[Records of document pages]
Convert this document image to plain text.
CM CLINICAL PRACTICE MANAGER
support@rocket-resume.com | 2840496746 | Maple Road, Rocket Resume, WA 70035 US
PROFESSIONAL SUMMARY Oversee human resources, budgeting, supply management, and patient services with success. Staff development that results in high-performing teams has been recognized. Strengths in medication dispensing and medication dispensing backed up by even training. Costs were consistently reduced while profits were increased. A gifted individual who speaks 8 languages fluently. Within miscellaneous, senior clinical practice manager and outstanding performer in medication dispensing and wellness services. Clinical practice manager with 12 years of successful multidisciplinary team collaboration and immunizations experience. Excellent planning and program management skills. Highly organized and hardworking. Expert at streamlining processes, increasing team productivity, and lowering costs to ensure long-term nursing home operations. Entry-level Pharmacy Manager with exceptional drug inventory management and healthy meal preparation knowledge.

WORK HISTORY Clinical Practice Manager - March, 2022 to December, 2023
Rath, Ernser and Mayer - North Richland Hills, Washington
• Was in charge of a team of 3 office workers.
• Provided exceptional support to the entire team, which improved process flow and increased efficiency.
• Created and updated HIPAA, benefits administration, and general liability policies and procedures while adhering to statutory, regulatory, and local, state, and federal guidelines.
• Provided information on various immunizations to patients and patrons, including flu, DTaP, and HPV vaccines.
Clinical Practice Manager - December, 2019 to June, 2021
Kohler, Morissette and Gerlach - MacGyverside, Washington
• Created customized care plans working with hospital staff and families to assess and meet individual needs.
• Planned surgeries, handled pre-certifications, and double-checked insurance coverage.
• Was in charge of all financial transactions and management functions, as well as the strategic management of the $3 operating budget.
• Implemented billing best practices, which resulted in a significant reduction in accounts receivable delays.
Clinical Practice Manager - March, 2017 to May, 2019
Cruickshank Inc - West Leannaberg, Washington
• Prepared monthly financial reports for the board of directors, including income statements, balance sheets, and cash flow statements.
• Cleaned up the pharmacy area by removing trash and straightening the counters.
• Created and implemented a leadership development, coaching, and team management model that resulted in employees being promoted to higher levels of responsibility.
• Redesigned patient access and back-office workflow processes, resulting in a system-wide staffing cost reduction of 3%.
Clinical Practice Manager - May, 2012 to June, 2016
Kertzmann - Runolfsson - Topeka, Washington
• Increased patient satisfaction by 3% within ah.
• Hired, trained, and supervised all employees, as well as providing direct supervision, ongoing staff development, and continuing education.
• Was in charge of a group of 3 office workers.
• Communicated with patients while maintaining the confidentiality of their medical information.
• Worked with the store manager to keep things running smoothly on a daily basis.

> EXERCISE GOAL
Would you please return all of the data exactly?

> TASK OUTPUT
Convert this document image to plain text.
CM CLINICAL PRACTICE MANAGER
support@rocket-resume.com | 2840496746 | Maple Road, Rocket Resume, WA 70035 US
PROFESSIONAL SUMMARY Oversee human resources, budgeting, supply management, and patient services with success. Staff development that results in high-performing teams has been recognized. Strengths in medication dispensing and medication dispensing backed up by even training. Costs were consistently reduced while profits were increased. A gifted individual who speaks 8 languages fluently. Within miscellaneous, senior clinical practice manager and outstanding performer in medication dispensing and wellness services. Clinical practice manager with 12 years of successful multidisciplinary team collaboration and immunizations experience. Excellent planning and program management skills. Highly organized and hardworking. Expert at streamlining processes, increasing team productivity, and lowering costs to ensure long-term nursing home operations. Entry-level Pharmacy Manager with exceptional drug inventory management and healthy meal preparation knowledge.

WORK HISTORY Clinical Practice Manager - March, 2022 to December, 2023
Rath, Ernser and Mayer - North Richland Hills, Washington
• Was in charge of a team of 3 office workers.
• Provided exceptional support to the entire team, which improved process flow and increased efficiency.
• Created and updated HIPAA, benefits administration, and general liability policies and procedures while adhering to statutory, regulatory, and local, state, and federal guidelines.
• Provided information on various immunizations to patients and patrons, including flu, DTaP, and HPV vaccines.
Clinical Practice Manager - December, 2019 to June, 2021
Kohler, Morissette and Gerlach - MacGyverside, Washington
• Created customized care plans working with hospital staff and families to assess and meet individual needs.
• Planned surgeries, handled pre-certifications, and double-checked insurance coverage.
• Was in charge of all financial transactions and management functions, as well as the strategic management of the $3 operating budget.
• Implemented billing best practices, which resulted in a significant reduction in accounts receivable delays.
Clinical Practice Manager - March, 2017 to May, 2019
Cruickshank Inc - West Leannaberg, Washington
• Prepared monthly financial reports for the board of directors, including income statements, balance sheets, and cash flow statements.
• Cleaned up the pharmacy area by removing trash and straightening the counters.
• Created and implemented a leadership development, coaching, and team management model that resulted in employees being promoted to higher levels of responsibility.
• Redesigned patient access and back-office workflow processes, resulting in a system-wide staffing cost reduction of 3%.
Clinical Practice Manager - May, 2012 to June, 2016
Kertzmann - Runolfsson - Topeka, Washington
• Increased patient satisfaction by 3% within ah.
• Hired, trained, and supervised all employees, as well as providing direct supervision, ongoing staff development, and continuing education.
• Was in charge of a group of 3 office workers.
• Communicated with patients while maintaining the confidentiality of their medical information.
• Worked with the store manager to keep things running smoothly on a daily basis.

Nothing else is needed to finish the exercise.